| Written problem |
List all lines in the material below that contain "фінансової".

::: Materials provided :::

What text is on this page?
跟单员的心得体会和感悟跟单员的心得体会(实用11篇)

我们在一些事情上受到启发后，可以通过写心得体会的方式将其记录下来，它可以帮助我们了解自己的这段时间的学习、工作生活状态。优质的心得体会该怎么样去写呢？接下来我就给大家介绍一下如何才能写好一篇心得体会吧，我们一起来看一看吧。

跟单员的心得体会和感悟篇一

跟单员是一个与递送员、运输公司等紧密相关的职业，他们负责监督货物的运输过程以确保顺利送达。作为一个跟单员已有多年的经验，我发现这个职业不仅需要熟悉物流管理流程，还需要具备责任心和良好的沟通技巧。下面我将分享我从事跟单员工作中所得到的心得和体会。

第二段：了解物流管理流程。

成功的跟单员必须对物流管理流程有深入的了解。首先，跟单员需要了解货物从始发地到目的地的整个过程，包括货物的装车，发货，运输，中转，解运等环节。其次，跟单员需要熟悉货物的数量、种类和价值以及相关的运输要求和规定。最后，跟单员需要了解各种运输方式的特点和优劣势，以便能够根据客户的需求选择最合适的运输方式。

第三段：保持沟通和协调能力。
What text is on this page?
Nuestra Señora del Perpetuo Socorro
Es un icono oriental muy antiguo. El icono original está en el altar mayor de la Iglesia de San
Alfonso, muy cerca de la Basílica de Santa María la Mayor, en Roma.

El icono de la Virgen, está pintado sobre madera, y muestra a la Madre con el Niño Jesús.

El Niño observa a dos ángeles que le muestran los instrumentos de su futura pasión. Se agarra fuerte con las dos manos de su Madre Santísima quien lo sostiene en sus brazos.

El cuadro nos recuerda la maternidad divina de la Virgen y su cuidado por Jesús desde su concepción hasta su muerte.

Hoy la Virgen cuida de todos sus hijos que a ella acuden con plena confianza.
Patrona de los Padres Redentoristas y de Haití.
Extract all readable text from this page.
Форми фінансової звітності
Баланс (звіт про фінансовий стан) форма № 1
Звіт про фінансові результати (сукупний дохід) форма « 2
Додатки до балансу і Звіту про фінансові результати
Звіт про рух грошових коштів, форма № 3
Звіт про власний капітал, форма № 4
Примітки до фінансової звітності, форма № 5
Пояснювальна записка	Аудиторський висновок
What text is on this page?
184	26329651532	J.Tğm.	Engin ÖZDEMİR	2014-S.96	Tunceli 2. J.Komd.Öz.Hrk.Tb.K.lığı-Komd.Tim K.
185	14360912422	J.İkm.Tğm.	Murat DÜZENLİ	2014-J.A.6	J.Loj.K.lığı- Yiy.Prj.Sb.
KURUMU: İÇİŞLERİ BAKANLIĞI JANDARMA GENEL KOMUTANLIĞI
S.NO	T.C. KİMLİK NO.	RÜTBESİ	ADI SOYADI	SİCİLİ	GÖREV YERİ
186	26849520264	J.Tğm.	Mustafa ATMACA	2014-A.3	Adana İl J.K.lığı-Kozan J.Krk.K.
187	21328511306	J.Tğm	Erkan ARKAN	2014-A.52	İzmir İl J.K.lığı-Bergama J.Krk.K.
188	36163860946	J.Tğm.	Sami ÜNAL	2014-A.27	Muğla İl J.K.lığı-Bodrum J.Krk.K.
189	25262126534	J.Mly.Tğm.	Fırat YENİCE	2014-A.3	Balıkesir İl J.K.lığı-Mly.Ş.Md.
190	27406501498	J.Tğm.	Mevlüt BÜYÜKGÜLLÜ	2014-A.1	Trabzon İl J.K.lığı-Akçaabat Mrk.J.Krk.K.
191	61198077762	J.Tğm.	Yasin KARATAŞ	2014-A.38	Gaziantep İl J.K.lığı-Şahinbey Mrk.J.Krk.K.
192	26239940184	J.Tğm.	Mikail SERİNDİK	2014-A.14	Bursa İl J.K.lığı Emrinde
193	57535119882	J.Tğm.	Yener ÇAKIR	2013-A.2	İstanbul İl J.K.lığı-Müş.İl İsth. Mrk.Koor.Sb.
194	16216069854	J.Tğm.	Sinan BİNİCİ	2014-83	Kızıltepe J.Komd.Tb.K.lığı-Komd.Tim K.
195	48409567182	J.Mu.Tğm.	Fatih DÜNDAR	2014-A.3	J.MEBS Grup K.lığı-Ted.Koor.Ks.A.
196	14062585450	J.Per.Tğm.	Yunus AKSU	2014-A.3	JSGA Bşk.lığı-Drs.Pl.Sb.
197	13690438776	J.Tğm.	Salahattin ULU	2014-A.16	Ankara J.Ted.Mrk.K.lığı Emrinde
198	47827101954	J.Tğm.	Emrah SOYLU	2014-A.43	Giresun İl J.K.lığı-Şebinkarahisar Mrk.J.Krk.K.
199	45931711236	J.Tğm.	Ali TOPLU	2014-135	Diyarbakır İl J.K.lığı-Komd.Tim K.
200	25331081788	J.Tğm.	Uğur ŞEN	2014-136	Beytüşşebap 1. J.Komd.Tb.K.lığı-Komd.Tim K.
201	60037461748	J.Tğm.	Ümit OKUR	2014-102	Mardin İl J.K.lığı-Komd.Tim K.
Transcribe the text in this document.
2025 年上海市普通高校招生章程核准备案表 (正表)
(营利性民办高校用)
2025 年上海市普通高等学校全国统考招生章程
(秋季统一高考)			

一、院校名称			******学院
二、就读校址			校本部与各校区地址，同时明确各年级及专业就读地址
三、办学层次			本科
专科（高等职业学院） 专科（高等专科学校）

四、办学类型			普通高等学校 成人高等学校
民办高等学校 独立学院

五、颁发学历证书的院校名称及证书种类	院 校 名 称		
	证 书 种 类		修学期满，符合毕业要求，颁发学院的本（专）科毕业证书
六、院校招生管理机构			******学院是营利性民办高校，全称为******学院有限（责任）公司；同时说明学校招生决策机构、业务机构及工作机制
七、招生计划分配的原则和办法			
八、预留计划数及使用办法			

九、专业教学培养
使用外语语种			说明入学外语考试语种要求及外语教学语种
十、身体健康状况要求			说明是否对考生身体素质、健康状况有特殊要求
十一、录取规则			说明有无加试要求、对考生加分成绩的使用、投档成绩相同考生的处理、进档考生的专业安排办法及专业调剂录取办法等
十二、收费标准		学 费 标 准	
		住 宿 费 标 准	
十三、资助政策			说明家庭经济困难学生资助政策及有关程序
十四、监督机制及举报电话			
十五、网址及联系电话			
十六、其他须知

:::

| Response to this task |
Форми фінансової звітності
Примітки до фінансової звітності, форма № 5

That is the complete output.